**WORK TO BE COMPLETED:** Write out the whole listing, matching it exactly.

[Data excerpts]

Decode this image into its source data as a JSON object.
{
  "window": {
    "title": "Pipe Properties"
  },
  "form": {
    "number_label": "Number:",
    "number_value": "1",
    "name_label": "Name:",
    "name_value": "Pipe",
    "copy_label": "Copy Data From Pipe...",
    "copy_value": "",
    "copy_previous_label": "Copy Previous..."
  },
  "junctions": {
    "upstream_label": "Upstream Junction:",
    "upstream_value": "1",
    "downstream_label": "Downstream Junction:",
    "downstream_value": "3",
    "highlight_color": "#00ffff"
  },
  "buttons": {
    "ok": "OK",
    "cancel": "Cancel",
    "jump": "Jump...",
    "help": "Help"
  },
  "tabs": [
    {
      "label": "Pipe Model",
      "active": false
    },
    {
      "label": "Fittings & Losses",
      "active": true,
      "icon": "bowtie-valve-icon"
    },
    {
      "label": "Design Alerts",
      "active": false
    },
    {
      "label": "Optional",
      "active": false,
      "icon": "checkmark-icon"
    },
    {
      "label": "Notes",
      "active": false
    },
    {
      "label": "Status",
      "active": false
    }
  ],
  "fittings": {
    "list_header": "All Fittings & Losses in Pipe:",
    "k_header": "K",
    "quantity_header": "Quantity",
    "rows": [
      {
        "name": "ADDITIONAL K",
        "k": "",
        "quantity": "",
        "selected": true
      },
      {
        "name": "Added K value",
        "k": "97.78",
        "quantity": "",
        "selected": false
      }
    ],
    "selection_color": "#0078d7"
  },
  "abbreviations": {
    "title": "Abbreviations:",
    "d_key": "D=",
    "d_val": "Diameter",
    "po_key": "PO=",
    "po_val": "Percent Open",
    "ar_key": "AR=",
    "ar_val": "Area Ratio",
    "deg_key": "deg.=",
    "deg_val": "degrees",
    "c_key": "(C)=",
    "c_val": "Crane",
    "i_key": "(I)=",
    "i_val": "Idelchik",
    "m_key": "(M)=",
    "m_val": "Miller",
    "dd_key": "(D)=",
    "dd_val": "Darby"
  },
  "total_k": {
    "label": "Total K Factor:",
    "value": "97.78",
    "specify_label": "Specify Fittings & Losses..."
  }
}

**OUTPUT FOR THIS EXERCISE:**
Decode this image into its source data as a JSON object.
{
  "window": {
    "title": "Pipe Properties"
  },
  "form": {
    "number_label": "Number:",
    "number_value": "1",
    "name_label": "Name:",
    "name_value": "Pipe",
    "copy_label": "Copy Data From Pipe...",
    "copy_value": "",
    "copy_previous_label": "Copy Previous..."
  },
  "junctions": {
    "upstream_label": "Upstream Junction:",
    "upstream_value": "1",
    "downstream_label": "Downstream Junction:",
    "downstream_value": "3",
    "highlight_color": "#00ffff"
  },
  "buttons": {
    "ok": "OK",
    "cancel": "Cancel",
    "jump": "Jump...",
    "help": "Help"
  },
  "tabs": [
    {
      "label": "Pipe Model",
      "active": false
    },
    {
      "label": "Fittings & Losses",
      "active": true,
      "icon": "bowtie-valve-icon"
    },
    {
      "label": "Design Alerts",
      "active": false
    },
    {
      "label": "Optional",
      "active": false,
      "icon": "checkmark-icon"
    },
    {
      "label": "Notes",
      "active": false
    },
    {
      "label": "Status",
      "active": false
    }
  ],
  "fittings": {
    "list_header": "All Fittings & Losses in Pipe:",
    "k_header": "K",
    "quantity_header": "Quantity",
    "rows": [
      {
        "name": "ADDITIONAL K",
        "k": "",
        "quantity": "",
        "selected": true
      },
      {
        "name": "Added K value",
        "k": "97.78",
        "quantity": "",
        "selected": false
      }
    ],
    "selection_color": "#0078d7"
  },
  "abbreviations": {
    "title": "Abbreviations:",
    "d_key": "D=",
    "d_val": "Diameter",
    "po_key": "PO=",
    "po_val": "Percent Open",
    "ar_key": "AR=",
    "ar_val": "Area Ratio",
    "deg_key": "deg.=",
    "deg_val": "degrees",
    "c_key": "(C)=",
    "c_val": "Crane",
    "i_key": "(I)=",
    "i_val": "Idelchik",
    "m_key": "(M)=",
    "m_val": "Miller",
    "dd_key": "(D)=",
    "dd_val": "Darby"
  },
  "total_k": {
    "label": "Total K Factor:",
    "value": "97.78",
    "specify_label": "Specify Fittings & Losses..."
  }
}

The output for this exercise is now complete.